* START *

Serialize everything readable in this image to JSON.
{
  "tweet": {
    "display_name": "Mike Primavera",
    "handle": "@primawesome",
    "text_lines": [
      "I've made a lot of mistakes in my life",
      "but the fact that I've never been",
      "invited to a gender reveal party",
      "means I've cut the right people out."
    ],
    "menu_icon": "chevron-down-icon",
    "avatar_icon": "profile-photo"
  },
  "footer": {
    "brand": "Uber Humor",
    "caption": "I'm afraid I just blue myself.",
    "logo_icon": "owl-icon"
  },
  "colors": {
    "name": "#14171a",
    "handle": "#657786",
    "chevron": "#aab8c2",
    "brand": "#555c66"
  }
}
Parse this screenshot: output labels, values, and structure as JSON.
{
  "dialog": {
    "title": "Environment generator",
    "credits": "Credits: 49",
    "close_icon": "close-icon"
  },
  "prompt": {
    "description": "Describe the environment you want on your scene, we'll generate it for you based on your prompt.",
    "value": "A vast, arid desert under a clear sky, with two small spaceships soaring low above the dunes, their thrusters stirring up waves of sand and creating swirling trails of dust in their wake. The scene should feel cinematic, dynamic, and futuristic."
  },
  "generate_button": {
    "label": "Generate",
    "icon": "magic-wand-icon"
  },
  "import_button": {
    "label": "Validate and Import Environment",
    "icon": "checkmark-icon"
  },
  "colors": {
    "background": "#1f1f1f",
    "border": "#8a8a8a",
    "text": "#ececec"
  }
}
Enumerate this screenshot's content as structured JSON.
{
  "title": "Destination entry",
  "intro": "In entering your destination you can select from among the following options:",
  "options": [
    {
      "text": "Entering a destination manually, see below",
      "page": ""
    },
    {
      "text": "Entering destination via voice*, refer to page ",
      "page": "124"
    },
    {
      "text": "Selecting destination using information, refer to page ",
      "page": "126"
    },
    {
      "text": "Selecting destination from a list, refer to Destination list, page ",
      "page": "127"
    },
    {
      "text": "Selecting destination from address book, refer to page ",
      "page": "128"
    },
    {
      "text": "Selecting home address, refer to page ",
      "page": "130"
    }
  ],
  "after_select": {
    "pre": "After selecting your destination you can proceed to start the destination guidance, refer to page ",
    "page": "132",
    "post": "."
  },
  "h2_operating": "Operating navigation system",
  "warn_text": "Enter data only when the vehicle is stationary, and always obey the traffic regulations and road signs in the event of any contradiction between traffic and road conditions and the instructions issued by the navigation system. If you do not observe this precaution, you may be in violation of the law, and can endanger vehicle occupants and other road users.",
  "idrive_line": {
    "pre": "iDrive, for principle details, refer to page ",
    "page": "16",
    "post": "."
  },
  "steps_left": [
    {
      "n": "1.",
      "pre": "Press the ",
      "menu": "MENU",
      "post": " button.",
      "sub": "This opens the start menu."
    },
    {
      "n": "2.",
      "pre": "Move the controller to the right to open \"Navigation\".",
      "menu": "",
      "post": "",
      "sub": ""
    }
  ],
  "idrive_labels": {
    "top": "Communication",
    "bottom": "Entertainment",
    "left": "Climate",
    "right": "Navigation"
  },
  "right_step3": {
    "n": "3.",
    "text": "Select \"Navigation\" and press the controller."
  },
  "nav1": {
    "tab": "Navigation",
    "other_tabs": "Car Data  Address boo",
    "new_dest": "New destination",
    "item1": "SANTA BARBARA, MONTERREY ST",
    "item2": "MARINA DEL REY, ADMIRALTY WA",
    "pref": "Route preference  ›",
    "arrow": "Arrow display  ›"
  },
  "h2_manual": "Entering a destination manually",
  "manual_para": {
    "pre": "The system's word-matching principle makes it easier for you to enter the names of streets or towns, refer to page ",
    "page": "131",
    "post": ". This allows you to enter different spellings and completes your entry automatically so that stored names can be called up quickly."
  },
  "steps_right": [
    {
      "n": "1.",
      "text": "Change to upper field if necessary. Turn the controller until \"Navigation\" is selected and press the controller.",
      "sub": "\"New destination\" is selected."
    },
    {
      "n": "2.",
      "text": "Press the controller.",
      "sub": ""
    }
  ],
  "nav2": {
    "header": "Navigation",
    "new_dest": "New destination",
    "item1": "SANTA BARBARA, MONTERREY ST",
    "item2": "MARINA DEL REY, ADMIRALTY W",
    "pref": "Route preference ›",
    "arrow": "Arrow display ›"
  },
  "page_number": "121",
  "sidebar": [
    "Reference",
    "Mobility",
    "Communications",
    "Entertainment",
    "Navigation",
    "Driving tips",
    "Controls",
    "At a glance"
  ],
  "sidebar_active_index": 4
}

* END *

* _Exercise_:
Exactly as they are written, print the entries again.

* _Task solution_:
Serialize everything readable in this image to JSON.
{
  "tweet": {
    "display_name": "Mike Primavera",
    "handle": "@primawesome",
    "text_lines": [
      "I've made a lot of mistakes in my life",
      "but the fact that I've never been",
      "invited to a gender reveal party",
      "means I've cut the right people out."
    ],
    "menu_icon": "chevron-down-icon",
    "avatar_icon": "profile-photo"
  },
  "footer": {
    "brand": "Uber Humor",
    "caption": "I'm afraid I just blue myself.",
    "logo_icon": "owl-icon"
  },
  "colors": {
    "name": "#14171a",
    "handle": "#657786",
    "chevron": "#aab8c2",
    "brand": "#555c66"
  }
}
Parse this screenshot: output labels, values, and structure as JSON.
{
  "dialog": {
    "title": "Environment generator",
    "credits": "Credits: 49",
    "close_icon": "close-icon"
  },
  "prompt": {
    "description": "Describe the environment you want on your scene, we'll generate it for you based on your prompt.",
    "value": "A vast, arid desert under a clear sky, with two small spaceships soaring low above the dunes, their thrusters stirring up waves of sand and creating swirling trails of dust in their wake. The scene should feel cinematic, dynamic, and futuristic."
  },
  "generate_button": {
    "label": "Generate",
    "icon": "magic-wand-icon"
  },
  "import_button": {
    "label": "Validate and Import Environment",
    "icon": "checkmark-icon"
  },
  "colors": {
    "background": "#1f1f1f",
    "border": "#8a8a8a",
    "text": "#ececec"
  }
}
Enumerate this screenshot's content as structured JSON.
{
  "title": "Destination entry",
  "intro": "In entering your destination you can select from among the following options:",
  "options": [
    {
      "text": "Entering a destination manually, see below",
      "page": ""
    },
    {
      "text": "Entering destination via voice*, refer to page ",
      "page": "124"
    },
    {
      "text": "Selecting destination using information, refer to page ",
      "page": "126"
    },
    {
      "text": "Selecting destination from a list, refer to Destination list, page ",
      "page": "127"
    },
    {
      "text": "Selecting destination from address book, refer to page ",
      "page": "128"
    },
    {
      "text": "Selecting home address, refer to page ",
      "page": "130"
    }
  ],
  "after_select": {
    "pre": "After selecting your destination you can proceed to start the destination guidance, refer to page ",
    "page": "132",
    "post": "."
  },
  "h2_operating": "Operating navigation system",
  "warn_text": "Enter data only when the vehicle is stationary, and always obey the traffic regulations and road signs in the event of any contradiction between traffic and road conditions and the instructions issued by the navigation system. If you do not observe this precaution, you may be in violation of the law, and can endanger vehicle occupants and other road users.",
  "idrive_line": {
    "pre": "iDrive, for principle details, refer to page ",
    "page": "16",
    "post": "."
  },
  "steps_left": [
    {
      "n": "1.",
      "pre": "Press the ",
      "menu": "MENU",
      "post": " button.",
      "sub": "This opens the start menu."
    },
    {
      "n": "2.",
      "pre": "Move the controller to the right to open \"Navigation\".",
      "menu": "",
      "post": "",
      "sub": ""
    }
  ],
  "idrive_labels": {
    "top": "Communication",
    "bottom": "Entertainment",
    "left": "Climate",
    "right": "Navigation"
  },
  "right_step3": {
    "n": "3.",
    "text": "Select \"Navigation\" and press the controller."
  },
  "nav1": {
    "tab": "Navigation",
    "other_tabs": "Car Data  Address boo",
    "new_dest": "New destination",
    "item1": "SANTA BARBARA, MONTERREY ST",
    "item2": "MARINA DEL REY, ADMIRALTY WA",
    "pref": "Route preference  ›",
    "arrow": "Arrow display  ›"
  },
  "h2_manual": "Entering a destination manually",
  "manual_para": {
    "pre": "The system's word-matching principle makes it easier for you to enter the names of streets or towns, refer to page ",
    "page": "131",
    "post": ". This allows you to enter different spellings and completes your entry automatically so that stored names can be called up quickly."
  },
  "steps_right": [
    {
      "n": "1.",
      "text": "Change to upper field if necessary. Turn the controller until \"Navigation\" is selected and press the controller.",
      "sub": "\"New destination\" is selected."
    },
    {
      "n": "2.",
      "text": "Press the controller.",
      "sub": ""
    }
  ],
  "nav2": {
    "header": "Navigation",
    "new_dest": "New destination",
    "item1": "SANTA BARBARA, MONTERREY ST",
    "item2": "MARINA DEL REY, ADMIRALTY W",
    "pref": "Route preference ›",
    "arrow": "Arrow display ›"
  },
  "page_number": "121",
  "sidebar": [
    "Reference",
    "Mobility",
    "Communications",
    "Entertainment",
    "Navigation",
    "Driving tips",
    "Controls",
    "At a glance"
  ],
  "sidebar_active_index": 4
}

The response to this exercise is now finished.